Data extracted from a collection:
==============================
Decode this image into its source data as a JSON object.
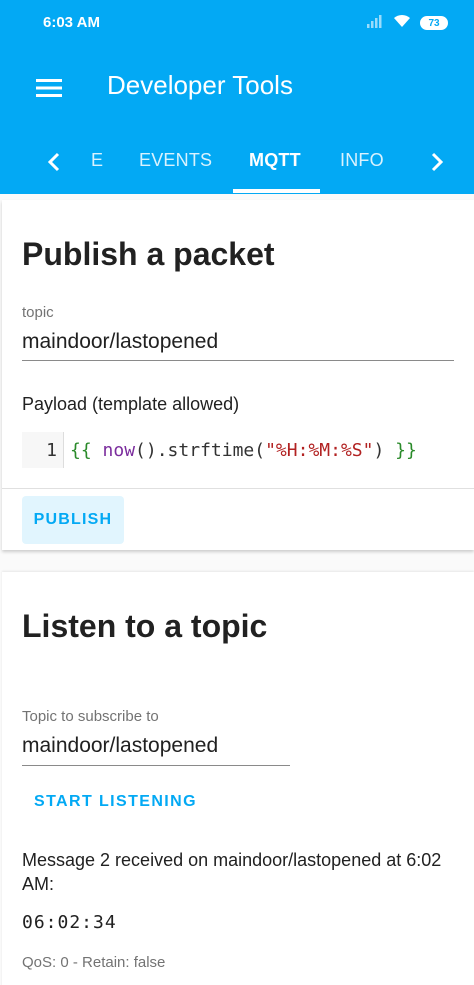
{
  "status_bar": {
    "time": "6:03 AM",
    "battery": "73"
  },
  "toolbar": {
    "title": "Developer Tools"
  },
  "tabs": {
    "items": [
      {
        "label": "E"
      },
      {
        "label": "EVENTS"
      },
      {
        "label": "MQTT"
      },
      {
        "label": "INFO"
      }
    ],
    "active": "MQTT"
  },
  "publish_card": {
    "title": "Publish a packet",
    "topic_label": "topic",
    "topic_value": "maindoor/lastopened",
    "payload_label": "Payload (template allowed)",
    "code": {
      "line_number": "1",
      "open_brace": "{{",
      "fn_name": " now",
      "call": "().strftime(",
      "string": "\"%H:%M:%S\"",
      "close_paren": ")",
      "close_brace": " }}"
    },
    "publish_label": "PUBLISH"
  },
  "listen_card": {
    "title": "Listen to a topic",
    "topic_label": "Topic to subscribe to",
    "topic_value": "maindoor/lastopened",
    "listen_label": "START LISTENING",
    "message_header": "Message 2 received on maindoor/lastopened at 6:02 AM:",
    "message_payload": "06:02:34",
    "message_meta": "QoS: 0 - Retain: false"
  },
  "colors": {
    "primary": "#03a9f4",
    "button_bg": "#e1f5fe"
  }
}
==============================
§ **Exercise task**
Restate the data above word for word. Skip every picture.

§ **Correct answer**
Decode this image into its source data as a JSON object.
{
  "status_bar": {
    "time": "6:03 AM",
    "battery": "73"
  },
  "toolbar": {
    "title": "Developer Tools"
  },
  "tabs": {
    "items": [
      {
        "label": "E"
      },
      {
        "label": "EVENTS"
      },
      {
        "label": "MQTT"
      },
      {
        "label": "INFO"
      }
    ],
    "active": "MQTT"
  },
  "publish_card": {
    "title": "Publish a packet",
    "topic_label": "topic",
    "topic_value": "maindoor/lastopened",
    "payload_label": "Payload (template allowed)",
    "code": {
      "line_number": "1",
      "open_brace": "{{",
      "fn_name": " now",
      "call": "().strftime(",
      "string": "\"%H:%M:%S\"",
      "close_paren": ")",
      "close_brace": " }}"
    },
    "publish_label": "PUBLISH"
  },
  "listen_card": {
    "title": "Listen to a topic",
    "topic_label": "Topic to subscribe to",
    "topic_value": "maindoor/lastopened",
    "listen_label": "START LISTENING",
    "message_header": "Message 2 received on maindoor/lastopened at 6:02 AM:",
    "message_payload": "06:02:34",
    "message_meta": "QoS: 0 - Retain: false"
  },
  "colors": {
    "primary": "#03a9f4",
    "button_bg": "#e1f5fe"
  }
}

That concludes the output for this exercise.